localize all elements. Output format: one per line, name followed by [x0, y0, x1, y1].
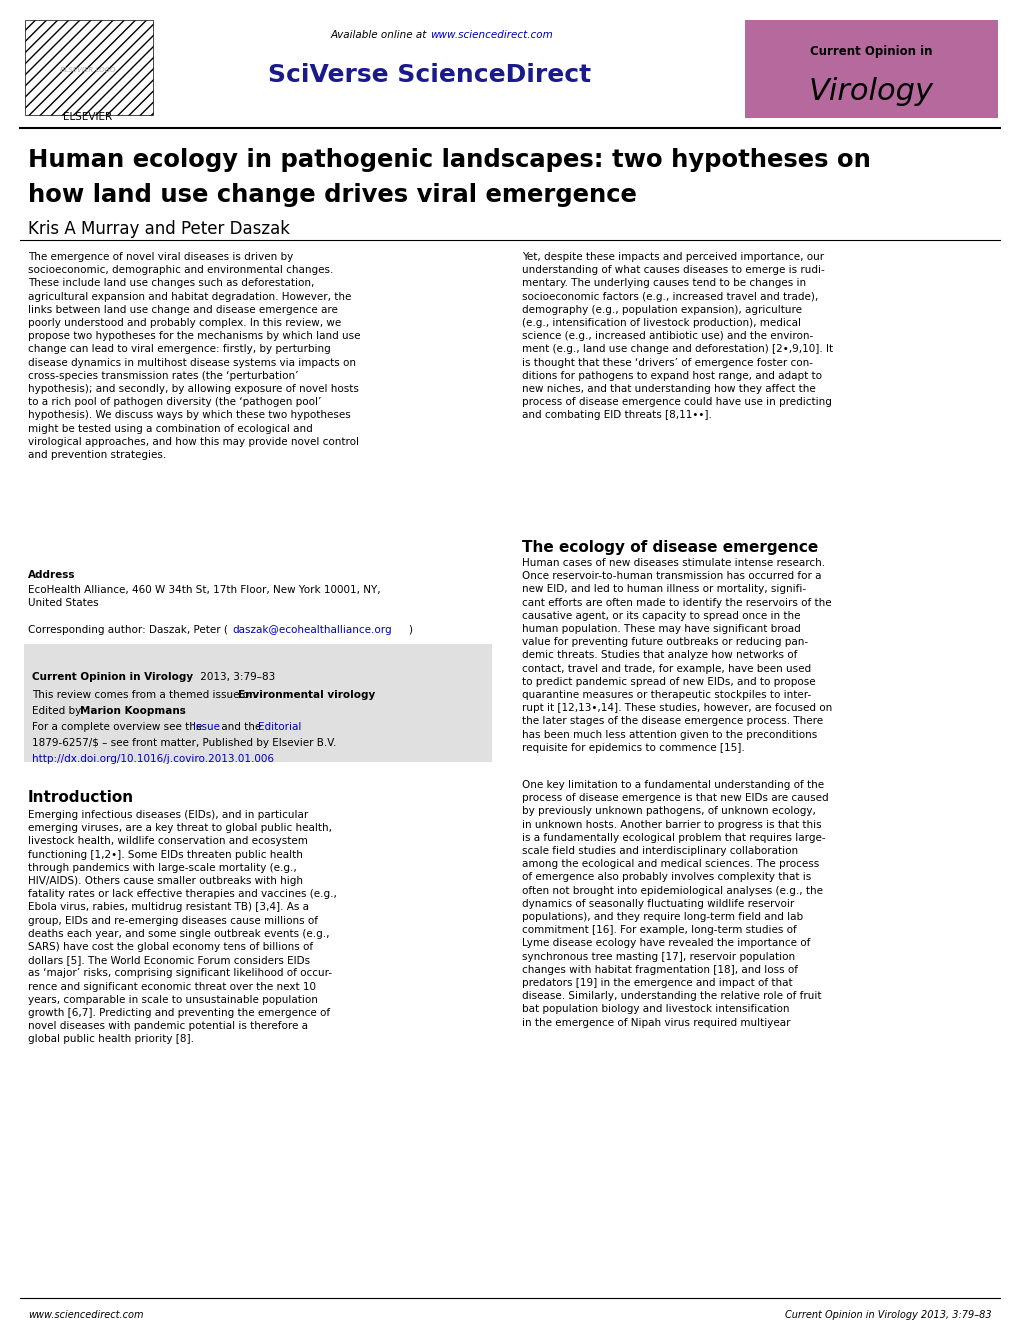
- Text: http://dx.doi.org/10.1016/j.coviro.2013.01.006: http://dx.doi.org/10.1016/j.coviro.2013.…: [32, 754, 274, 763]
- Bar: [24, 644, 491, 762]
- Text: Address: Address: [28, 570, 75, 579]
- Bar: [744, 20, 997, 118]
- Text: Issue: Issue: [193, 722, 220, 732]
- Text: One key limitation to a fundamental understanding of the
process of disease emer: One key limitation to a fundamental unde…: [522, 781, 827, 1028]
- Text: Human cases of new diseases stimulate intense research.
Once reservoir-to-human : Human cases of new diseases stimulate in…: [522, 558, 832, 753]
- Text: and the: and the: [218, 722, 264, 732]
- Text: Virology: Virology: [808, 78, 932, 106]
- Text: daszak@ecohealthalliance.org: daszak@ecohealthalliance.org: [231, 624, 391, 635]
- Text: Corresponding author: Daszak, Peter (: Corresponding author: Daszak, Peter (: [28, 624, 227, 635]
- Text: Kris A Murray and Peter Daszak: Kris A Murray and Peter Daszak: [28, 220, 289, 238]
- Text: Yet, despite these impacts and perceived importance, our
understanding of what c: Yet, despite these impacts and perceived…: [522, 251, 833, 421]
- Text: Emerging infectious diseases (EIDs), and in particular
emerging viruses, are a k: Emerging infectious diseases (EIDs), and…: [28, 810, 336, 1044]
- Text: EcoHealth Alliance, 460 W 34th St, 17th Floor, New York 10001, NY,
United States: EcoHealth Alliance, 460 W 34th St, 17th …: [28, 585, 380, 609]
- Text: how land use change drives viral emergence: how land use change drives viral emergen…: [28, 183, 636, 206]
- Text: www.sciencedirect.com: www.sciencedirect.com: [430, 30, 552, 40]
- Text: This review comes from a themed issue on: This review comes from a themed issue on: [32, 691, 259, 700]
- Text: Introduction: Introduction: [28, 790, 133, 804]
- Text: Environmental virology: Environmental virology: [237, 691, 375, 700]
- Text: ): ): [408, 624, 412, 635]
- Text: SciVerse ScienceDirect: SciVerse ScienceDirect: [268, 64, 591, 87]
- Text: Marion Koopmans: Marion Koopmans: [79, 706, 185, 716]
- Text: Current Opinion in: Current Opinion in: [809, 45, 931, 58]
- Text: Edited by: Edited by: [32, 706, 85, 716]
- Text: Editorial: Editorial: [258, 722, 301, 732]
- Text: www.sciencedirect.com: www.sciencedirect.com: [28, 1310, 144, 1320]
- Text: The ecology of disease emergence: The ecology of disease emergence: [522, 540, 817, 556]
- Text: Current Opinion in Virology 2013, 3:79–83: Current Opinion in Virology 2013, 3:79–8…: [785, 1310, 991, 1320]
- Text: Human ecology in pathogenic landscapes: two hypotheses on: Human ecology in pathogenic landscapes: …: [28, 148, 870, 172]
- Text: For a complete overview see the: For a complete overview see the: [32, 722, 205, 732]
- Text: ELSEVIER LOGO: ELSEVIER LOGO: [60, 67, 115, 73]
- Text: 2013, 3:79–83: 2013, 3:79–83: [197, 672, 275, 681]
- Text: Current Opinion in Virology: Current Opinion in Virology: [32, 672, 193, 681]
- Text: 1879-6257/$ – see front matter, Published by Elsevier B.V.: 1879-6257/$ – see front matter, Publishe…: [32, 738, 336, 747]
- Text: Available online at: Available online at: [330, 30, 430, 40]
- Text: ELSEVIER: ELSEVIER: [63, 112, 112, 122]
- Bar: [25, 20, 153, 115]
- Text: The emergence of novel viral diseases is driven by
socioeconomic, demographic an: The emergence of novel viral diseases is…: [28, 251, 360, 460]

------------------------------------------------------------------------

### Work required
From the entries above, collect every line with the string "stimulate" in it.

### Response below
- Text: Human cases of new diseases stimulate intense research.
Once reservoir-to-human : Human cases of new diseases stimulate in…: [522, 558, 832, 753]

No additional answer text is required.